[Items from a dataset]
● ● ●

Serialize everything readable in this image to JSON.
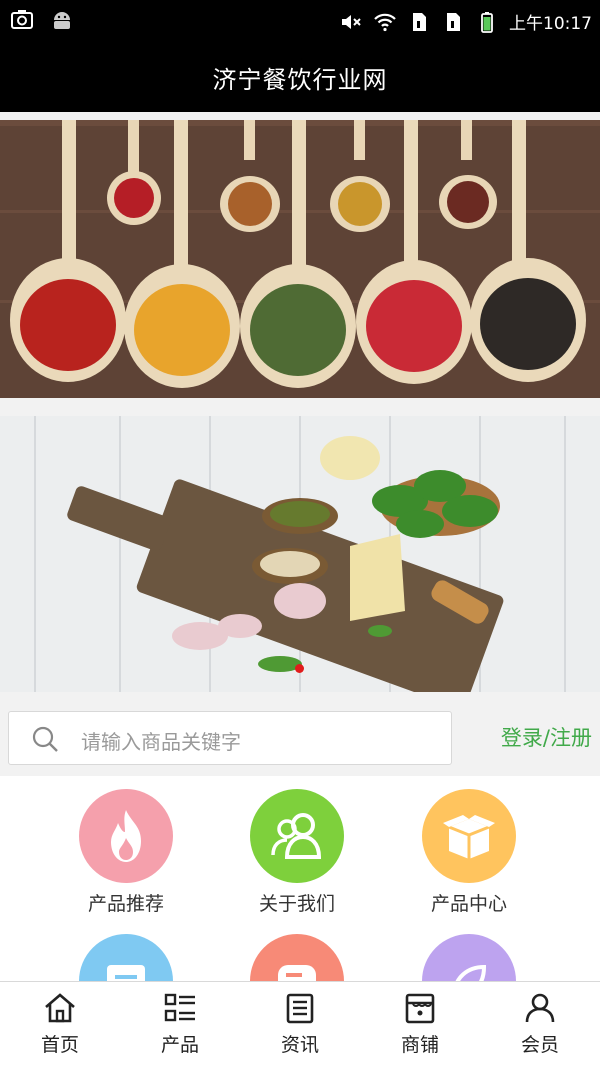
{
  "status_bar": {
    "time": "上午10:17",
    "icons": [
      "camera-icon",
      "android-icon",
      "mute-icon",
      "wifi-icon",
      "sim1-icon",
      "sim2-icon",
      "battery-icon"
    ]
  },
  "header": {
    "title": "济宁餐饮行业网"
  },
  "search": {
    "placeholder": "请输入商品关键字",
    "login_label": "登录/注册"
  },
  "categories": [
    {
      "label": "产品推荐",
      "icon": "flame-icon",
      "color": "#f5a0ac"
    },
    {
      "label": "关于我们",
      "icon": "users-icon",
      "color": "#7ed03c"
    },
    {
      "label": "产品中心",
      "icon": "box-icon",
      "color": "#ffc45e"
    },
    {
      "label": "",
      "icon": "message-icon",
      "color": "#7fc9f2"
    },
    {
      "label": "",
      "icon": "chat-icon",
      "color": "#f78a77"
    },
    {
      "label": "",
      "icon": "leaf-icon",
      "color": "#bda3ef"
    }
  ],
  "tabs": [
    {
      "label": "首页",
      "icon": "home-icon"
    },
    {
      "label": "产品",
      "icon": "list-icon"
    },
    {
      "label": "资讯",
      "icon": "news-icon"
    },
    {
      "label": "商铺",
      "icon": "store-icon"
    },
    {
      "label": "会员",
      "icon": "user-icon"
    }
  ]
}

● ● ●

Your task is to repeat the data above exactly while excluding the pictures.

— Solution to the exercise —
Serialize everything readable in this image to JSON.
{
  "status_bar": {
    "time": "上午10:17",
    "icons": [
      "camera-icon",
      "android-icon",
      "mute-icon",
      "wifi-icon",
      "sim1-icon",
      "sim2-icon",
      "battery-icon"
    ]
  },
  "header": {
    "title": "济宁餐饮行业网"
  },
  "search": {
    "placeholder": "请输入商品关键字",
    "login_label": "登录/注册"
  },
  "categories": [
    {
      "label": "产品推荐",
      "icon": "flame-icon",
      "color": "#f5a0ac"
    },
    {
      "label": "关于我们",
      "icon": "users-icon",
      "color": "#7ed03c"
    },
    {
      "label": "产品中心",
      "icon": "box-icon",
      "color": "#ffc45e"
    },
    {
      "label": "",
      "icon": "message-icon",
      "color": "#7fc9f2"
    },
    {
      "label": "",
      "icon": "chat-icon",
      "color": "#f78a77"
    },
    {
      "label": "",
      "icon": "leaf-icon",
      "color": "#bda3ef"
    }
  ],
  "tabs": [
    {
      "label": "首页",
      "icon": "home-icon"
    },
    {
      "label": "产品",
      "icon": "list-icon"
    },
    {
      "label": "资讯",
      "icon": "news-icon"
    },
    {
      "label": "商铺",
      "icon": "store-icon"
    },
    {
      "label": "会员",
      "icon": "user-icon"
    }
  ]
}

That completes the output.